PROBLEM DETAILS:
Please output the section of the interview on refugee rights exactly, starting at "On February 22, Georgetown" and ending at "updated or reviewed?".

SOURCE PASSAGE:
________________________

On February 22, Georgetown student Nora McGann sat down with Associate Professor of International Migration Susan F. Martin to discuss rights and challenges for refugees and internally displaced persons.
[GJIA]: Is there any feeling that the 1951 UN Convention needs to be updated or reviewed?
[SFM]: I think there is growing recognition that there are many gaps and so there has been an effort over the last 20 years to fill them. One gap is that people flee internally, which wasn’t covered under the ’51 Convention. This led to the promulgation of guiding principles on internal displacement that say what are the responsibilities of governments to IDPs [Internally Displaced Persons], what are their rights and what is the international community’s role. Then it was clear that in many countries that do a refugee status determination there is a mechanism for granting asylum to those who flee a well-founded fear of persecution but not a well-founded fear of conflict or generalized violence. So there’s been a lot of effort over the last 20 years to try to provide some type of subsidiary protection or complementary protection or temporary protection to make sure that people aren’t deported to countries in conflict. That gap is still there, but there’s been progress in filling it. Now the focus is shifting to natural disasters, concerns about climate change, and what happens to people who are rendered in dangerous circumstances because of those situations. There is also attention to addressing the flight of migrants who are working in countries experiencing political violence, as we saw in Libya and Cote d’Ivoire last year. So there’s a sense now that a lot of people are forced to move for reasons beyond their control that don’t fit the 1951 Convention.

________________________

Data excerpts

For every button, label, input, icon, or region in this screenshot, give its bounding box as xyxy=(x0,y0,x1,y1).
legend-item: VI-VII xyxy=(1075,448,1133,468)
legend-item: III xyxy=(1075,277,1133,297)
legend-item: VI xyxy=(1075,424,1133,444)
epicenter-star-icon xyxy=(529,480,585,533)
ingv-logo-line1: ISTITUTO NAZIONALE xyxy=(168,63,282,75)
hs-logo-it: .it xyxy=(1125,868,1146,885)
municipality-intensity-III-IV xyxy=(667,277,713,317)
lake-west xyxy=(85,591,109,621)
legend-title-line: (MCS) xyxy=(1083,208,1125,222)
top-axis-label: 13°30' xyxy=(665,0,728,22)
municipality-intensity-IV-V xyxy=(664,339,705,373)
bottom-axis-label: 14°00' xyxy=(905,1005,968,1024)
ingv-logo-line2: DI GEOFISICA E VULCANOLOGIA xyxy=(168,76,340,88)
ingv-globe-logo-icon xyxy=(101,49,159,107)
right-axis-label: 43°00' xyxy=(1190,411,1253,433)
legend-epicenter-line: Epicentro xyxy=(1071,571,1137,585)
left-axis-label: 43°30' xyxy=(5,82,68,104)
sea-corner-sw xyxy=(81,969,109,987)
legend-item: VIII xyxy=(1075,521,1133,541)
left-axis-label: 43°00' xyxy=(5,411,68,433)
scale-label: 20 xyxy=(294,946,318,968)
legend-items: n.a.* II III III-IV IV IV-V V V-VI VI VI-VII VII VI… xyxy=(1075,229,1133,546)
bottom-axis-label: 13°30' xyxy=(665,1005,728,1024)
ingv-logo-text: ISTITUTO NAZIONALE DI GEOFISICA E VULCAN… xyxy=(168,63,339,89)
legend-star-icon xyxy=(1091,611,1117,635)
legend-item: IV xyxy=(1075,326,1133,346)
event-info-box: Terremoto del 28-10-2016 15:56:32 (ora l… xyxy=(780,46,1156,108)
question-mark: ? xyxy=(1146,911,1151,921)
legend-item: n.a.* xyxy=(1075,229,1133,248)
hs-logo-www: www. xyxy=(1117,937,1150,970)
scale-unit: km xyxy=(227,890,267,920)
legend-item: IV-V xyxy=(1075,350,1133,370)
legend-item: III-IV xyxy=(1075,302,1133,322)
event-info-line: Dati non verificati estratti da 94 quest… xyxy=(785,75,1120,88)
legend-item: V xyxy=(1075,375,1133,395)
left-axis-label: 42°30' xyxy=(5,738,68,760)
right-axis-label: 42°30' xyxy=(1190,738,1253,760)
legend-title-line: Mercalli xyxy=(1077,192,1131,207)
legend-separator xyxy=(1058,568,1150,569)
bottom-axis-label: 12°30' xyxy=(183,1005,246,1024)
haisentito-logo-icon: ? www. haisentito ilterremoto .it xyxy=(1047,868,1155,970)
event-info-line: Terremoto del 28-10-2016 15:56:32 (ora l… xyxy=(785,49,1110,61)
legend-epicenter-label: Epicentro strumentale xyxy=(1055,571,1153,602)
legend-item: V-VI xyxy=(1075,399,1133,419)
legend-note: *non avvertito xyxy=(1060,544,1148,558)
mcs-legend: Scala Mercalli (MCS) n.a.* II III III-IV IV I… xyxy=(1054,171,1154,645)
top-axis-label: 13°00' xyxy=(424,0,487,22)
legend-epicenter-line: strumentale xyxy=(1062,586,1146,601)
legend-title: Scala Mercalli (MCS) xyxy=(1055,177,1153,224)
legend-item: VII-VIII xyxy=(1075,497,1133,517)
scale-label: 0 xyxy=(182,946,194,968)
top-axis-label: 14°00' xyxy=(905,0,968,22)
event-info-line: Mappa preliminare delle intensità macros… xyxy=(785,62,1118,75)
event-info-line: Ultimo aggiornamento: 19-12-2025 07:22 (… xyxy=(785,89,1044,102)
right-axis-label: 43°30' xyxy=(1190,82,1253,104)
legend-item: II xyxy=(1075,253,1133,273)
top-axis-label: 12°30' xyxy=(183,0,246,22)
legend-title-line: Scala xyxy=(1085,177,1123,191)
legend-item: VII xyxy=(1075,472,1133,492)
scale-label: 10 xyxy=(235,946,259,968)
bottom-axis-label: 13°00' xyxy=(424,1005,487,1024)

________________________

SOLUTION FOR THIS EXERCISE:
On February 22, Georgetown student Nora McGann sat down with Associate Professor of International Migration Susan F. Martin to discuss rights and challenges for refugees and internally displaced persons.
[GJIA]: Is there any feeling that the 1951 UN Convention needs to be updated or reviewed?